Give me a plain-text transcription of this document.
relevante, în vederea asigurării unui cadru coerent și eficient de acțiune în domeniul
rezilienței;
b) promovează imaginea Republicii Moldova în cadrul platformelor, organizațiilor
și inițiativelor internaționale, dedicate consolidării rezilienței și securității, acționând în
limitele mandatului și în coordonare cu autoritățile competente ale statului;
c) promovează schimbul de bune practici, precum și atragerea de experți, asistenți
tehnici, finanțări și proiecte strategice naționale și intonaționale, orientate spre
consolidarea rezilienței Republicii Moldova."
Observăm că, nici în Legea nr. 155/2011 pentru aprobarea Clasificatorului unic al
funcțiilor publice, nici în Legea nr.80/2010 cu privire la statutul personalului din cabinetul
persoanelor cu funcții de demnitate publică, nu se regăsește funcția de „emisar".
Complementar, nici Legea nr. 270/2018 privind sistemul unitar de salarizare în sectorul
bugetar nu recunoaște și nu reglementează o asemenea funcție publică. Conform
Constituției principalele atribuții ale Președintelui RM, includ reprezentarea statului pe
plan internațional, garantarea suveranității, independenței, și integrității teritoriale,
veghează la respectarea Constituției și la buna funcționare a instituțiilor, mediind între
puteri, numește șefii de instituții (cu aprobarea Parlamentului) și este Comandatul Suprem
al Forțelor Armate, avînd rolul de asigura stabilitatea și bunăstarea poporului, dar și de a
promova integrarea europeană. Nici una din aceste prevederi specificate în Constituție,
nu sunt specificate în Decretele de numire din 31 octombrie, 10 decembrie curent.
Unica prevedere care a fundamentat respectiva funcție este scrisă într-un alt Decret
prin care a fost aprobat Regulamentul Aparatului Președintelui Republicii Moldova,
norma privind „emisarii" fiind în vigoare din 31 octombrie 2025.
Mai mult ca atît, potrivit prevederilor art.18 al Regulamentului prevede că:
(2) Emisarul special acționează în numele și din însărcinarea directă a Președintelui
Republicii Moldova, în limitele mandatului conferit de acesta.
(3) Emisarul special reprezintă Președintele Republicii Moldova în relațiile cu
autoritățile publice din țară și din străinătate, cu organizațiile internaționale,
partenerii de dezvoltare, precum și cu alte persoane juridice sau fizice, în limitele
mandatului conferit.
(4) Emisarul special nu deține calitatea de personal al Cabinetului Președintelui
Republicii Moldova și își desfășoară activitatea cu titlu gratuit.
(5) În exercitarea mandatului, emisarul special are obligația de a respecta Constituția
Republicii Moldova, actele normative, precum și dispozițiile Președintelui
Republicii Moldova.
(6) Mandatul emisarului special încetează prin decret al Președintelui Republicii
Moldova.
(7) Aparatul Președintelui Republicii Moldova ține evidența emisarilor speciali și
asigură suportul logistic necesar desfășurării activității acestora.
☆ ☆ ☆
WORK TO COMPLETE = All of the entries above need to be reproduced exactly.

SOLUTION =
Give me a plain-text transcription of this document.
relevante, în vederea asigurării unui cadru coerent și eficient de acțiune în domeniul
rezilienței;
b) promovează imaginea Republicii Moldova în cadrul platformelor, organizațiilor
și inițiativelor internaționale, dedicate consolidării rezilienței și securității, acționând în
limitele mandatului și în coordonare cu autoritățile competente ale statului;
c) promovează schimbul de bune practici, precum și atragerea de experți, asistenți
tehnici, finanțări și proiecte strategice naționale și intonaționale, orientate spre
consolidarea rezilienței Republicii Moldova."
Observăm că, nici în Legea nr. 155/2011 pentru aprobarea Clasificatorului unic al
funcțiilor publice, nici în Legea nr.80/2010 cu privire la statutul personalului din cabinetul
persoanelor cu funcții de demnitate publică, nu se regăsește funcția de „emisar".
Complementar, nici Legea nr. 270/2018 privind sistemul unitar de salarizare în sectorul
bugetar nu recunoaște și nu reglementează o asemenea funcție publică. Conform
Constituției principalele atribuții ale Președintelui RM, includ reprezentarea statului pe
plan internațional, garantarea suveranității, independenței, și integrității teritoriale,
veghează la respectarea Constituției și la buna funcționare a instituțiilor, mediind între
puteri, numește șefii de instituții (cu aprobarea Parlamentului) și este Comandatul Suprem
al Forțelor Armate, avînd rolul de asigura stabilitatea și bunăstarea poporului, dar și de a
promova integrarea europeană. Nici una din aceste prevederi specificate în Constituție,
nu sunt specificate în Decretele de numire din 31 octombrie, 10 decembrie curent.
Unica prevedere care a fundamentat respectiva funcție este scrisă într-un alt Decret
prin care a fost aprobat Regulamentul Aparatului Președintelui Republicii Moldova,
norma privind „emisarii" fiind în vigoare din 31 octombrie 2025.
Mai mult ca atît, potrivit prevederilor art.18 al Regulamentului prevede că:
(2) Emisarul special acționează în numele și din însărcinarea directă a Președintelui
Republicii Moldova, în limitele mandatului conferit de acesta.
(3) Emisarul special reprezintă Președintele Republicii Moldova în relațiile cu
autoritățile publice din țară și din străinătate, cu organizațiile internaționale,
partenerii de dezvoltare, precum și cu alte persoane juridice sau fizice, în limitele
mandatului conferit.
(4) Emisarul special nu deține calitatea de personal al Cabinetului Președintelui
Republicii Moldova și își desfășoară activitatea cu titlu gratuit.
(5) În exercitarea mandatului, emisarul special are obligația de a respecta Constituția
Republicii Moldova, actele normative, precum și dispozițiile Președintelui
Republicii Moldova.
(6) Mandatul emisarului special încetează prin decret al Președintelui Republicii
Moldova.
(7) Aparatul Președintelui Republicii Moldova ține evidența emisarilor speciali și
asigură suportul logistic necesar desfășurării activității acestora.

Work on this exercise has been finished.